§ WHAT YOU WILL DO: Emit the data below verbatim, stripping out any pictures.
==========
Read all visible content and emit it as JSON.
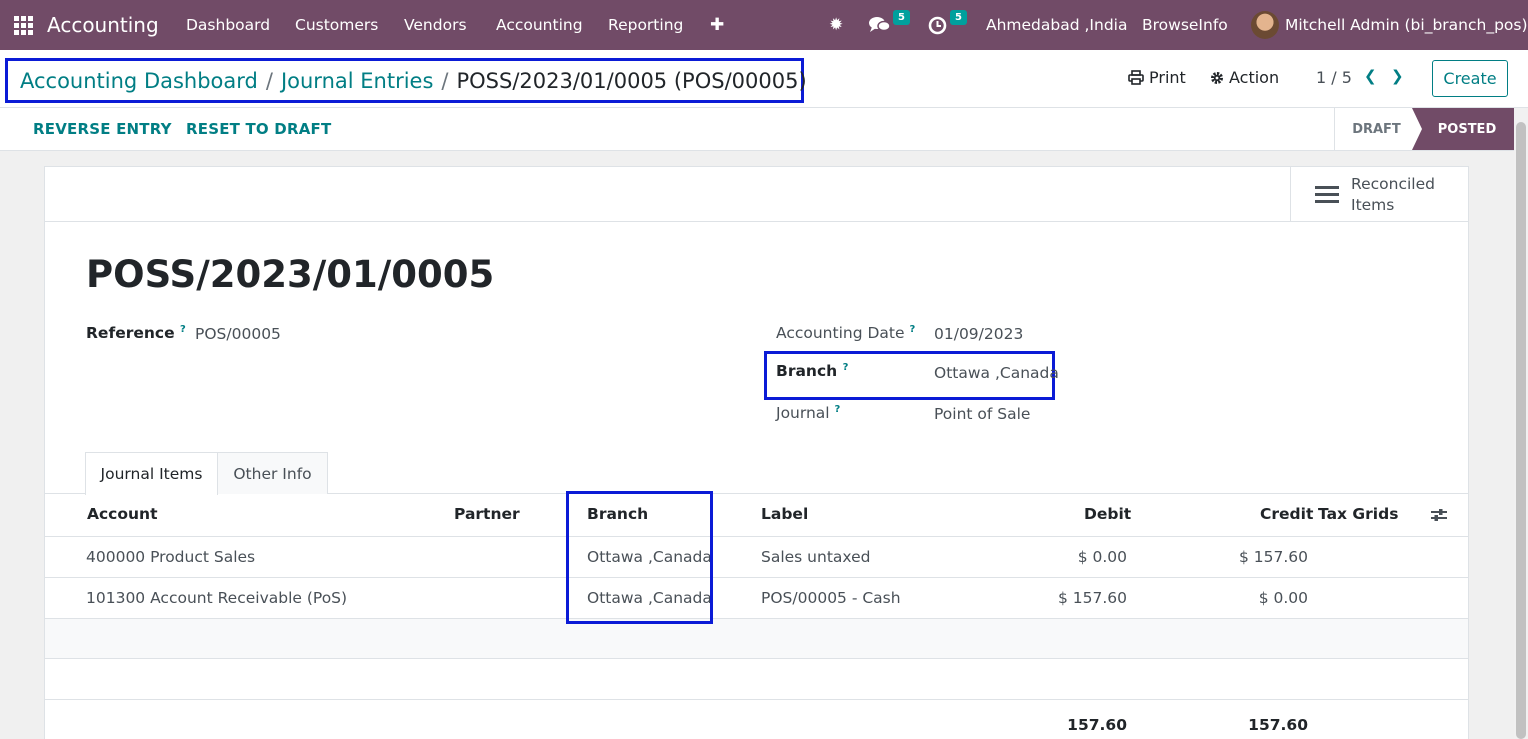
{
  "navbar": {
    "app_name": "Accounting",
    "menu": [
      "Dashboard",
      "Customers",
      "Vendors",
      "Accounting",
      "Reporting"
    ],
    "add_glyph": "✚",
    "bug_glyph": "✹",
    "messages_badge": "5",
    "activities_badge": "5",
    "company": "Ahmedabad ,India",
    "company2": "BrowseInfo",
    "user": "Mitchell Admin (bi_branch_pos)",
    "accent_color": "#714B67"
  },
  "breadcrumb": {
    "dashboard": "Accounting Dashboard",
    "sep": "/",
    "journal_entries": "Journal Entries",
    "current": "POSS/2023/01/0005 (POS/00005)"
  },
  "controls": {
    "print": "Print",
    "action": "Action",
    "pager": "1 / 5",
    "prev_glyph": "❮",
    "next_glyph": "❯",
    "create": "Create"
  },
  "statusbar": {
    "reverse": "REVERSE ENTRY",
    "reset": "RESET TO DRAFT",
    "stage_draft": "DRAFT",
    "stage_posted": "POSTED"
  },
  "smart_button": {
    "line1": "Reconciled",
    "line2": "Items"
  },
  "form": {
    "title": "POSS/2023/01/0005",
    "reference_label": "Reference",
    "reference_value": "POS/00005",
    "accounting_date_label": "Accounting Date",
    "accounting_date_value": "01/09/2023",
    "branch_label": "Branch",
    "branch_value": "Ottawa ,Canada",
    "journal_label": "Journal",
    "journal_value": "Point of Sale",
    "help_mark": "?"
  },
  "tabs": [
    "Journal Items",
    "Other Info"
  ],
  "table": {
    "headers": {
      "account": "Account",
      "partner": "Partner",
      "branch": "Branch",
      "label": "Label",
      "debit": "Debit",
      "credit": "Credit",
      "tax_grids": "Tax Grids"
    },
    "rows": [
      {
        "account": "400000 Product Sales",
        "partner": "",
        "branch": "Ottawa ,Canada",
        "label": "Sales untaxed",
        "debit": "$ 0.00",
        "credit": "$ 157.60"
      },
      {
        "account": "101300 Account Receivable (PoS)",
        "partner": "",
        "branch": "Ottawa ,Canada",
        "label": "POS/00005 - Cash",
        "debit": "$ 157.60",
        "credit": "$ 0.00"
      }
    ],
    "total_debit": "157.60",
    "total_credit": "157.60"
  }
}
==========
§ COMPLETED TASK:
Read all visible content and emit it as JSON.
{
  "navbar": {
    "app_name": "Accounting",
    "menu": [
      "Dashboard",
      "Customers",
      "Vendors",
      "Accounting",
      "Reporting"
    ],
    "add_glyph": "✚",
    "bug_glyph": "✹",
    "messages_badge": "5",
    "activities_badge": "5",
    "company": "Ahmedabad ,India",
    "company2": "BrowseInfo",
    "user": "Mitchell Admin (bi_branch_pos)",
    "accent_color": "#714B67"
  },
  "breadcrumb": {
    "dashboard": "Accounting Dashboard",
    "sep": "/",
    "journal_entries": "Journal Entries",
    "current": "POSS/2023/01/0005 (POS/00005)"
  },
  "controls": {
    "print": "Print",
    "action": "Action",
    "pager": "1 / 5",
    "prev_glyph": "❮",
    "next_glyph": "❯",
    "create": "Create"
  },
  "statusbar": {
    "reverse": "REVERSE ENTRY",
    "reset": "RESET TO DRAFT",
    "stage_draft": "DRAFT",
    "stage_posted": "POSTED"
  },
  "smart_button": {
    "line1": "Reconciled",
    "line2": "Items"
  },
  "form": {
    "title": "POSS/2023/01/0005",
    "reference_label": "Reference",
    "reference_value": "POS/00005",
    "accounting_date_label": "Accounting Date",
    "accounting_date_value": "01/09/2023",
    "branch_label": "Branch",
    "branch_value": "Ottawa ,Canada",
    "journal_label": "Journal",
    "journal_value": "Point of Sale",
    "help_mark": "?"
  },
  "tabs": [
    "Journal Items",
    "Other Info"
  ],
  "table": {
    "headers": {
      "account": "Account",
      "partner": "Partner",
      "branch": "Branch",
      "label": "Label",
      "debit": "Debit",
      "credit": "Credit",
      "tax_grids": "Tax Grids"
    },
    "rows": [
      {
        "account": "400000 Product Sales",
        "partner": "",
        "branch": "Ottawa ,Canada",
        "label": "Sales untaxed",
        "debit": "$ 0.00",
        "credit": "$ 157.60"
      },
      {
        "account": "101300 Account Receivable (PoS)",
        "partner": "",
        "branch": "Ottawa ,Canada",
        "label": "POS/00005 - Cash",
        "debit": "$ 157.60",
        "credit": "$ 0.00"
      }
    ],
    "total_debit": "157.60",
    "total_credit": "157.60"
  }
}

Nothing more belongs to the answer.